[Stored data]

○ ○ ○ ○ ○ ○ ○

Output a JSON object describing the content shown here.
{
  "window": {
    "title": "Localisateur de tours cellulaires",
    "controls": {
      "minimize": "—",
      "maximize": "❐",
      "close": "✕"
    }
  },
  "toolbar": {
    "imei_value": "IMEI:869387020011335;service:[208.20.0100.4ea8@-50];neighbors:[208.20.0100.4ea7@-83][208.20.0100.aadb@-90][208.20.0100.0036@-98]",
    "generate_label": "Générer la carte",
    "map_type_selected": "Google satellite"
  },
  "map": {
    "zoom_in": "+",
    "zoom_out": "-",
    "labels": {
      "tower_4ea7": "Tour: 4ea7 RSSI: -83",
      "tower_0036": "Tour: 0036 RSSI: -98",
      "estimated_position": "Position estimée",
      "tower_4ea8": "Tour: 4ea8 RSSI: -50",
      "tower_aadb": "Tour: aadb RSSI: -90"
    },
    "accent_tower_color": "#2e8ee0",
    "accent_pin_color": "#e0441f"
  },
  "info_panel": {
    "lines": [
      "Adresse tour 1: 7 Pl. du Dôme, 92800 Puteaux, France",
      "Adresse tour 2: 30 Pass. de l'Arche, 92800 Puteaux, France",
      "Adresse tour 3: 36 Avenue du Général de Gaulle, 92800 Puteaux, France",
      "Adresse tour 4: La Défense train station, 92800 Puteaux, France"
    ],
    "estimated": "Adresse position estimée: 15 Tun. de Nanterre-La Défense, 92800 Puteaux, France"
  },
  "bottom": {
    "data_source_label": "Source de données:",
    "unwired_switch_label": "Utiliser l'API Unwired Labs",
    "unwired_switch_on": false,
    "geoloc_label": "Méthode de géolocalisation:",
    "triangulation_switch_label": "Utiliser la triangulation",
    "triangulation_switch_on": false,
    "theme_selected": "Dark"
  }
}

○ ○ ○ ○ ○ ○ ○

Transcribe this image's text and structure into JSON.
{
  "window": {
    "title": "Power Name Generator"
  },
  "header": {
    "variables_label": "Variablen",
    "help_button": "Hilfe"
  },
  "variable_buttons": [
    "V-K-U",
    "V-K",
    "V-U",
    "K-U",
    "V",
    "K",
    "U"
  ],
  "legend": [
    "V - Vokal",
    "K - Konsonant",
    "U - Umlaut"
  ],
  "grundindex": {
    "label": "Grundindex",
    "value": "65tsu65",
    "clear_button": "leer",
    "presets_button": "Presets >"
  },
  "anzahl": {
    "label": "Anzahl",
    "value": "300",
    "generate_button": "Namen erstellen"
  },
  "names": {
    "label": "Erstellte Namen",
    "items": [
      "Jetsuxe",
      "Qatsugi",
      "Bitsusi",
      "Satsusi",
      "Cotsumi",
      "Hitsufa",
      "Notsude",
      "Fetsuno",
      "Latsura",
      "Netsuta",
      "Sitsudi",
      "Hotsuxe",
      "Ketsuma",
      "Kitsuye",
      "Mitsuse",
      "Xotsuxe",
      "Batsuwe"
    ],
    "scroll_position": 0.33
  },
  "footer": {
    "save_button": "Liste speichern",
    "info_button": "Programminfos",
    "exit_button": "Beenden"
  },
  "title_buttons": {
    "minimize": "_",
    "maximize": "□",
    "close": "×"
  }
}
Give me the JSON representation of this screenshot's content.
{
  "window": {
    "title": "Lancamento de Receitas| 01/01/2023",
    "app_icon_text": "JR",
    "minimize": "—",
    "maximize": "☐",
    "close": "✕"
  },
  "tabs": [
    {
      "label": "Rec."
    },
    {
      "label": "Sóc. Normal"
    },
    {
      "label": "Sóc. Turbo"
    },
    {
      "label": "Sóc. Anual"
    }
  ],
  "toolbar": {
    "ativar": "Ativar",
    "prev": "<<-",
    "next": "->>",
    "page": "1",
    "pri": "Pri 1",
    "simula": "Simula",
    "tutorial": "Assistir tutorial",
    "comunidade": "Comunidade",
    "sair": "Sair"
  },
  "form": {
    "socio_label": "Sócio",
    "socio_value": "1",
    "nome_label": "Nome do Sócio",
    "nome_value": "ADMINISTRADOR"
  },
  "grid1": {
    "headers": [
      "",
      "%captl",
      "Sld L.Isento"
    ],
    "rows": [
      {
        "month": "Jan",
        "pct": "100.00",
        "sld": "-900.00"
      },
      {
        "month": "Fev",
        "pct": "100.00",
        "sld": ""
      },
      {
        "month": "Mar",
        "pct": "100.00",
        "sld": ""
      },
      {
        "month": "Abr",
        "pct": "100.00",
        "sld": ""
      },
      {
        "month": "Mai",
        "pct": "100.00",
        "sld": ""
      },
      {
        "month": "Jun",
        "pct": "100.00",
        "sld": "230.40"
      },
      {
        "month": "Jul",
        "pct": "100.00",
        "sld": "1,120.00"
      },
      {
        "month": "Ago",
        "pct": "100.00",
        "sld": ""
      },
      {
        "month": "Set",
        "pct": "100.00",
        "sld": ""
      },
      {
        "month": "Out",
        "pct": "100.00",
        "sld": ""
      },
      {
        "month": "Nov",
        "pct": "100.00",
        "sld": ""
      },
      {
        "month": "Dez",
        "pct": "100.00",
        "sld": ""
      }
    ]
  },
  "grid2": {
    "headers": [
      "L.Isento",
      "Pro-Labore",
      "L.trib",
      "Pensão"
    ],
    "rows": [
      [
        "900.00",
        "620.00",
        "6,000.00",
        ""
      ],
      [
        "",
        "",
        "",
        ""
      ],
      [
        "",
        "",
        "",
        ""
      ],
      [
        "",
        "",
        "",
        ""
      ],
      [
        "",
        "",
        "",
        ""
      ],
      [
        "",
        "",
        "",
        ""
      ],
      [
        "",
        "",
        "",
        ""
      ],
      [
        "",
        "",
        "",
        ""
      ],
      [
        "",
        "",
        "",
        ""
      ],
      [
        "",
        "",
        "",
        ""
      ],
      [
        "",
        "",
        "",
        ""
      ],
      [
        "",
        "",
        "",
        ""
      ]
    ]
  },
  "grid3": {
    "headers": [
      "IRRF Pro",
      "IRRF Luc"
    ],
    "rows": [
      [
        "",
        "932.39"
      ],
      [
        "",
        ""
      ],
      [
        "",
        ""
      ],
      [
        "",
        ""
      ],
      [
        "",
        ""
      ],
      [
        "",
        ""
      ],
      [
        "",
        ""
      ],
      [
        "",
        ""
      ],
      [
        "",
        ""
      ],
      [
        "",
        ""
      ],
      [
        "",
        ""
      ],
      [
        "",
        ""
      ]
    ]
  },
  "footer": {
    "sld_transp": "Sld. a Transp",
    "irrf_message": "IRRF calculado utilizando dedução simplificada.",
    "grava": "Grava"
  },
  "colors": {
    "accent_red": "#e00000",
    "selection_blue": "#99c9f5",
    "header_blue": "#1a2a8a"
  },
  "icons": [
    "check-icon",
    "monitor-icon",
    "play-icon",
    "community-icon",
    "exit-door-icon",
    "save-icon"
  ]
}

○ ○ ○ ○ ○ ○ ○

## EXERCISE GOAL
Which lines of the material contain the string "JSON"? List each of them.

## ANSWER FOR THIS EXERCISE
Output a JSON object describing the content shown here.
Transcribe this image's text and structure into JSON.
Give me the JSON representation of this screenshot's content.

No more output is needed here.